• **GIVEN EXERCISE**:
Show all lines of the listing that hold the word "JSON".

A block of data:

· · · · ·

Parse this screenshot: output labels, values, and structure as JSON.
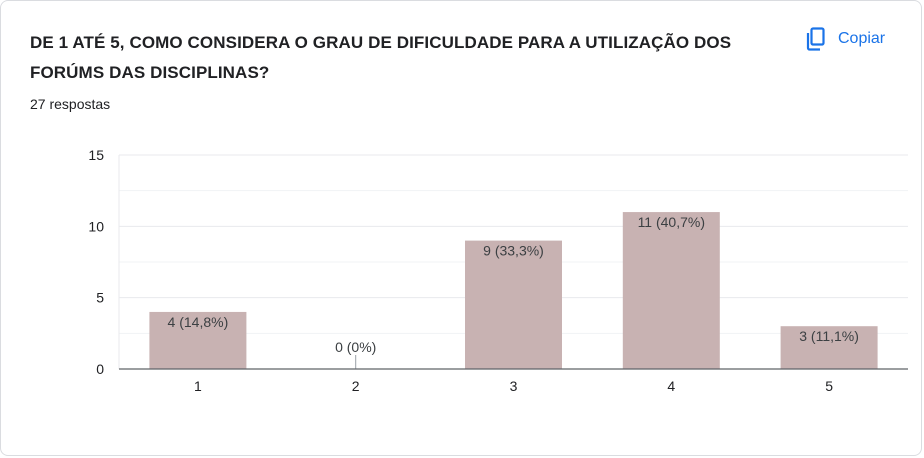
{
  "question": {
    "title": "DE 1 ATÉ 5,  COMO CONSIDERA O GRAU DE DIFICULDADE PARA A UTILIZAÇÃO DOS FORÚMS DAS DISCIPLINAS?",
    "responses": "27 respostas"
  },
  "toolbar": {
    "copy_label": "Copiar",
    "copy_icon": "copy-icon"
  },
  "colors": {
    "bar": "#c8b2b2",
    "accent": "#1a73e8",
    "grid": "#e8eaed",
    "axis": "#5f6368"
  },
  "chart_data": {
    "type": "bar",
    "categories": [
      "1",
      "2",
      "3",
      "4",
      "5"
    ],
    "values": [
      4,
      0,
      9,
      11,
      3
    ],
    "data_labels": [
      "4 (14,8%)",
      "0 (0%)",
      "9 (33,3%)",
      "11 (40,7%)",
      "3 (11,1%)"
    ],
    "yticks": [
      0,
      5,
      10,
      15
    ],
    "ylim": [
      0,
      15
    ],
    "title": "DE 1 ATÉ 5,  COMO CONSIDERA O GRAU DE DIFICULDADE PARA A UTILIZAÇÃO DOS FORÚMS DAS DISCIPLINAS?",
    "xlabel": "",
    "ylabel": "",
    "grid": true,
    "legend": "none"
  }
}
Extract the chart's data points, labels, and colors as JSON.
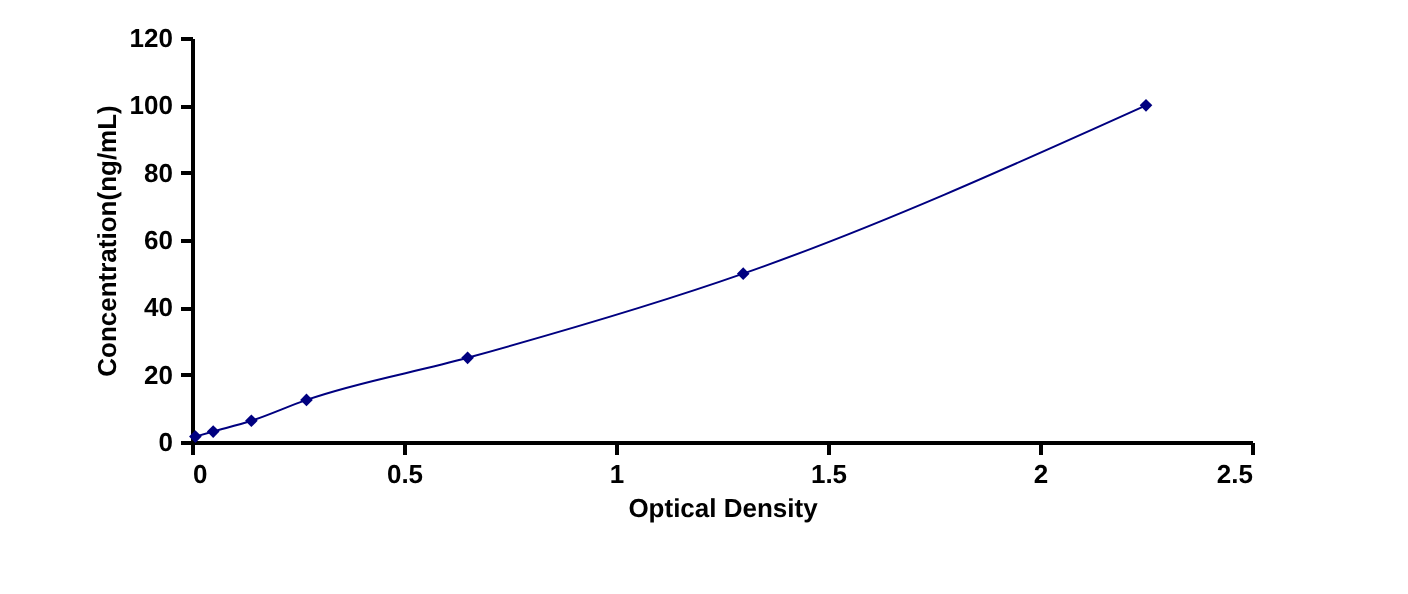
{
  "chart_data": {
    "type": "line",
    "xlabel": "Optical Density",
    "ylabel": "Concentration(ng/mL)",
    "x": [
      0.008,
      0.05,
      0.14,
      0.27,
      0.65,
      1.3,
      2.25
    ],
    "series": [
      {
        "color": "#000080",
        "values": [
          1.6,
          3.1,
          6.3,
          12.5,
          25,
          50,
          100
        ]
      }
    ],
    "xlim": [
      0,
      2.5
    ],
    "xticks": [
      0,
      0.5,
      1,
      1.5,
      2,
      2.5
    ],
    "ylim": [
      0,
      120
    ],
    "yticks": [
      0,
      20,
      40,
      60,
      80,
      100,
      120
    ],
    "marker": "diamond",
    "line_style": "solid",
    "grid": false
  }
}
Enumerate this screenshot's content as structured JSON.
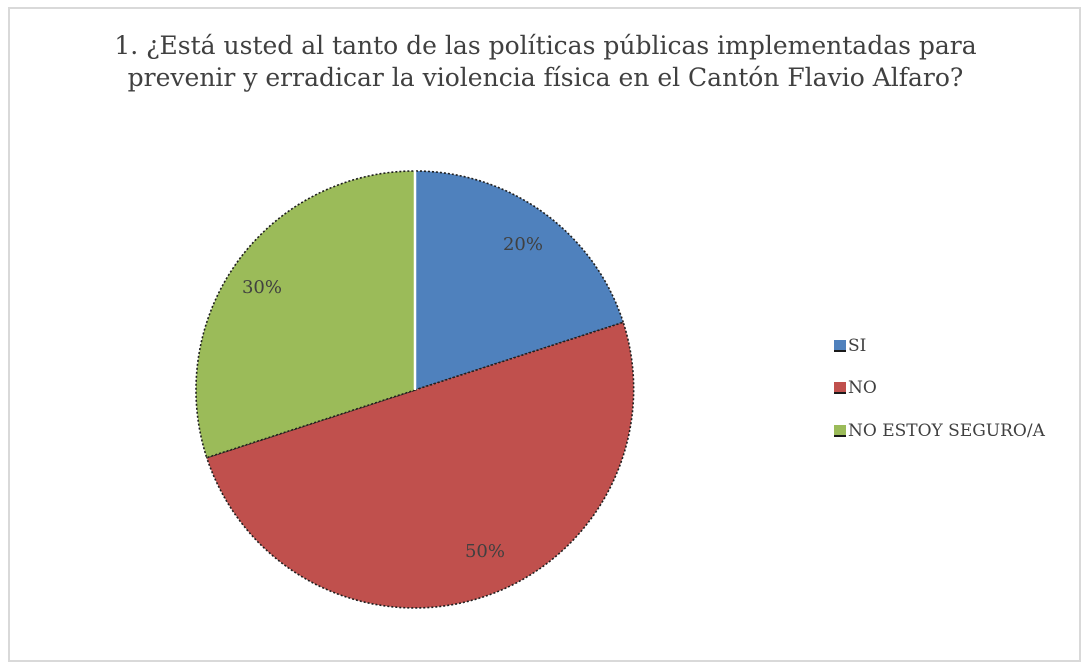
{
  "chart_data": {
    "type": "pie",
    "title_lines": [
      "1. ¿Está usted al tanto de las políticas públicas implementadas para",
      "prevenir y erradicar la violencia física en el Cantón Flavio Alfaro?"
    ],
    "slices": [
      {
        "label": "SI",
        "value": 20,
        "display": "20%",
        "color": "#4f81bd"
      },
      {
        "label": "NO",
        "value": 50,
        "display": "50%",
        "color": "#c0504d"
      },
      {
        "label": "NO ESTOY SEGURO/A",
        "value": 30,
        "display": "30%",
        "color": "#9bbb59"
      }
    ],
    "legend_position": "right"
  }
}
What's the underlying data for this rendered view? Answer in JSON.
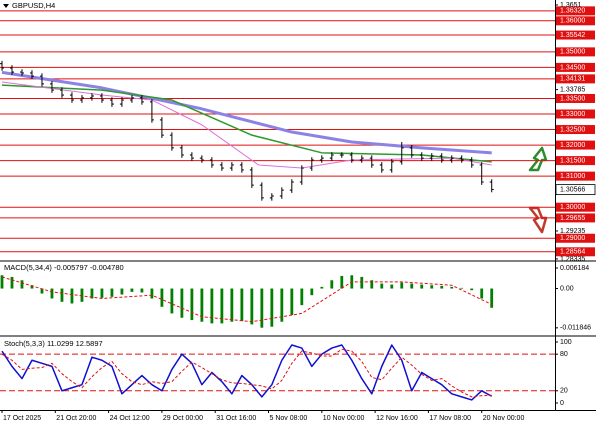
{
  "chart_data": [
    {
      "type": "ohlc",
      "title": "GBPUSD,H4",
      "x": [
        0,
        3,
        6,
        9,
        12,
        15,
        18,
        21,
        24,
        27,
        30,
        33,
        36,
        39,
        42,
        45,
        48,
        51,
        54,
        57,
        60,
        63,
        66,
        69,
        72,
        75,
        78,
        81,
        84,
        87,
        90,
        93,
        96,
        99,
        102,
        105,
        108,
        111,
        114,
        117,
        120,
        123,
        126,
        129,
        132,
        135,
        138,
        141,
        144,
        147
      ],
      "open": [
        1.3462,
        1.3448,
        1.3435,
        1.3432,
        1.3422,
        1.3397,
        1.3377,
        1.3361,
        1.3345,
        1.3352,
        1.3358,
        1.3345,
        1.3332,
        1.3345,
        1.3352,
        1.3339,
        1.3281,
        1.3232,
        1.3191,
        1.3168,
        1.3158,
        1.3152,
        1.3136,
        1.3126,
        1.3136,
        1.312,
        1.3071,
        1.303,
        1.3036,
        1.3055,
        1.3081,
        1.3126,
        1.3152,
        1.3158,
        1.3168,
        1.3168,
        1.3152,
        1.3158,
        1.3136,
        1.312,
        1.3146,
        1.3191,
        1.3168,
        1.3158,
        1.3165,
        1.3152,
        1.3158,
        1.3152,
        1.3136,
        1.3081
      ],
      "high": [
        1.3471,
        1.3457,
        1.3444,
        1.3441,
        1.3431,
        1.3406,
        1.3386,
        1.337,
        1.3361,
        1.3367,
        1.3367,
        1.3354,
        1.3354,
        1.3361,
        1.3361,
        1.3348,
        1.329,
        1.3241,
        1.32,
        1.3177,
        1.3167,
        1.3161,
        1.3145,
        1.3145,
        1.3145,
        1.3129,
        1.308,
        1.3045,
        1.3064,
        1.309,
        1.3135,
        1.3161,
        1.3167,
        1.3177,
        1.3177,
        1.3177,
        1.3167,
        1.3167,
        1.3145,
        1.3155,
        1.321,
        1.32,
        1.3177,
        1.3174,
        1.3174,
        1.3167,
        1.3167,
        1.3161,
        1.3145,
        1.309
      ],
      "low": [
        1.3439,
        1.3426,
        1.3423,
        1.3413,
        1.3388,
        1.3368,
        1.3352,
        1.3336,
        1.3336,
        1.3343,
        1.3336,
        1.3323,
        1.3323,
        1.3336,
        1.333,
        1.3272,
        1.3223,
        1.3182,
        1.3159,
        1.3149,
        1.3143,
        1.3127,
        1.3117,
        1.3117,
        1.3111,
        1.3062,
        1.3021,
        1.3021,
        1.3027,
        1.3046,
        1.3072,
        1.3117,
        1.3143,
        1.3149,
        1.3159,
        1.3143,
        1.3143,
        1.3127,
        1.3111,
        1.3111,
        1.3137,
        1.3159,
        1.3149,
        1.3149,
        1.3143,
        1.3143,
        1.3143,
        1.3127,
        1.3072,
        1.3048
      ],
      "close": [
        1.3448,
        1.3435,
        1.3432,
        1.3422,
        1.3397,
        1.3377,
        1.3361,
        1.3345,
        1.3352,
        1.3358,
        1.3345,
        1.3332,
        1.3345,
        1.3352,
        1.3339,
        1.3281,
        1.3232,
        1.3191,
        1.3168,
        1.3158,
        1.3152,
        1.3136,
        1.3126,
        1.3136,
        1.312,
        1.3071,
        1.303,
        1.3036,
        1.3055,
        1.3081,
        1.3126,
        1.3152,
        1.3158,
        1.3168,
        1.3168,
        1.3152,
        1.3158,
        1.3136,
        1.312,
        1.3146,
        1.3191,
        1.3168,
        1.3158,
        1.3165,
        1.3152,
        1.3158,
        1.3152,
        1.3136,
        1.3081,
        1.3057
      ],
      "bar_color": "#000000",
      "lines": [
        {
          "color": "#8c82e6",
          "width": 3,
          "x": [
            0,
            30,
            59,
            87,
            105,
            126,
            147
          ],
          "values": [
            1.3434,
            1.3384,
            1.3319,
            1.3242,
            1.321,
            1.3191,
            1.3175
          ]
        },
        {
          "color": "#2e9a2e",
          "width": 1.5,
          "x": [
            0,
            30,
            51,
            75,
            96,
            126,
            147
          ],
          "values": [
            1.3393,
            1.3377,
            1.3345,
            1.3232,
            1.3175,
            1.3168,
            1.3146
          ]
        },
        {
          "color": "#e06fd8",
          "width": 1,
          "x": [
            0,
            30,
            45,
            60,
            77,
            90,
            105,
            135,
            147
          ],
          "values": [
            1.3403,
            1.3361,
            1.3345,
            1.3265,
            1.3136,
            1.3126,
            1.3152,
            1.3158,
            1.3136
          ]
        }
      ],
      "xlim": [
        -0.6,
        166
      ],
      "ylim": [
        1.283,
        1.3667
      ],
      "yticks": [
        1.3651,
        1.33785,
        1.29235,
        1.28335
      ],
      "levels": [
        {
          "value": 1.3632,
          "label": "1.36320"
        },
        {
          "value": 1.36,
          "label": "1.36000"
        },
        {
          "value": 1.35542,
          "label": "1.35542"
        },
        {
          "value": 1.35,
          "label": "1.35000"
        },
        {
          "value": 1.345,
          "label": "1.34500"
        },
        {
          "value": 1.34131,
          "label": "1.34131"
        },
        {
          "value": 1.335,
          "label": "1.33500"
        },
        {
          "value": 1.33,
          "label": "1.33000"
        },
        {
          "value": 1.325,
          "label": "1.32500"
        },
        {
          "value": 1.32,
          "label": "1.32000"
        },
        {
          "value": 1.315,
          "label": "1.31500"
        },
        {
          "value": 1.31,
          "label": "1.31000"
        },
        {
          "value": 1.3,
          "label": "1.30000"
        },
        {
          "value": 1.29655,
          "label": "1.29655"
        },
        {
          "value": 1.29,
          "label": "1.29000"
        },
        {
          "value": 1.28564,
          "label": "1.28564"
        }
      ],
      "level_color": "#e01010",
      "last_price": 1.30566,
      "xticks": [
        {
          "value": 0,
          "label": "17 Oct 2025"
        },
        {
          "value": 16,
          "label": "21 Oct 20:00"
        },
        {
          "value": 32,
          "label": "24 Oct 12:00"
        },
        {
          "value": 48,
          "label": "29 Oct 00:00"
        },
        {
          "value": 64,
          "label": "31 Oct 16:00"
        },
        {
          "value": 80,
          "label": "5 Nov 08:00"
        },
        {
          "value": 96,
          "label": "10 Nov 00:00"
        },
        {
          "value": 112,
          "label": "12 Nov 16:00"
        },
        {
          "value": 128,
          "label": "17 Nov 08:00"
        },
        {
          "value": 144,
          "label": "20 Nov 00:00"
        }
      ]
    },
    {
      "type": "macd",
      "title": "MACD(5,34,4) -0.005797 -0.004780",
      "values": [
        0.004,
        0.0035,
        0.0025,
        0.001,
        -0.0015,
        -0.003,
        -0.004,
        -0.0045,
        -0.004,
        -0.003,
        -0.0028,
        -0.0025,
        -0.0018,
        -0.001,
        -0.0012,
        -0.003,
        -0.0055,
        -0.0075,
        -0.0088,
        -0.0095,
        -0.01,
        -0.0105,
        -0.0105,
        -0.01,
        -0.0098,
        -0.0108,
        -0.0118,
        -0.0115,
        -0.01,
        -0.008,
        -0.005,
        -0.002,
        0.0005,
        0.0025,
        0.0038,
        0.004,
        0.0035,
        0.0025,
        0.0015,
        0.0012,
        0.0018,
        0.0015,
        0.0012,
        0.001,
        0.0008,
        0.0005,
        0.0002,
        -0.0005,
        -0.003,
        -0.0058
      ],
      "color": "#008000",
      "signal": {
        "color": "#e01010",
        "dashed": true,
        "x": [
          0,
          15,
          30,
          45,
          60,
          75,
          90,
          105,
          120,
          135,
          147
        ],
        "values": [
          0.0035,
          -0.001,
          -0.003,
          -0.002,
          -0.0085,
          -0.01,
          -0.0075,
          0.002,
          0.002,
          0.001,
          -0.0048
        ]
      },
      "ylim": [
        -0.0137,
        0.008
      ],
      "yticks": [
        0.006184,
        {
          "value": 0,
          "label": "0.00"
        },
        -0.011846
      ]
    },
    {
      "type": "stochastic",
      "title": "Stoch(5,3,3) 11.0299 12.5897",
      "lines": [
        {
          "color": "#1010d0",
          "width": 1.5,
          "dashed": false,
          "values": [
            85,
            60,
            40,
            70,
            65,
            60,
            20,
            25,
            30,
            75,
            70,
            60,
            15,
            30,
            45,
            30,
            20,
            55,
            80,
            65,
            30,
            50,
            35,
            15,
            45,
            30,
            10,
            30,
            70,
            95,
            90,
            60,
            80,
            90,
            95,
            70,
            40,
            15,
            60,
            95,
            70,
            20,
            50,
            40,
            30,
            15,
            10,
            5,
            20,
            11.0299
          ]
        },
        {
          "color": "#e01010",
          "width": 1,
          "dashed": true,
          "values": [
            80,
            70,
            55,
            57,
            58,
            65,
            48,
            35,
            25,
            43,
            58,
            68,
            48,
            35,
            30,
            35,
            32,
            35,
            52,
            67,
            58,
            48,
            38,
            33,
            32,
            30,
            28,
            23,
            37,
            65,
            85,
            82,
            77,
            77,
            88,
            85,
            68,
            42,
            38,
            57,
            75,
            62,
            47,
            37,
            40,
            28,
            18,
            10,
            12,
            12.5897
          ]
        }
      ],
      "levels": [
        80,
        20
      ],
      "level_color": "#e01010",
      "ylim": [
        -11.5,
        106.5
      ],
      "yticks": [
        100,
        80,
        20,
        0
      ]
    }
  ]
}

· · · · ·

• **WRITTEN ANSWER**:
Parse this screenshot: output labels, values, and structure as JSON.
Extract the chart's data points, labels, and colors as JSON.
Enumerate this screenshot's content as structured JSON.
What's the underlying data for this rendered view? Answer in JSON.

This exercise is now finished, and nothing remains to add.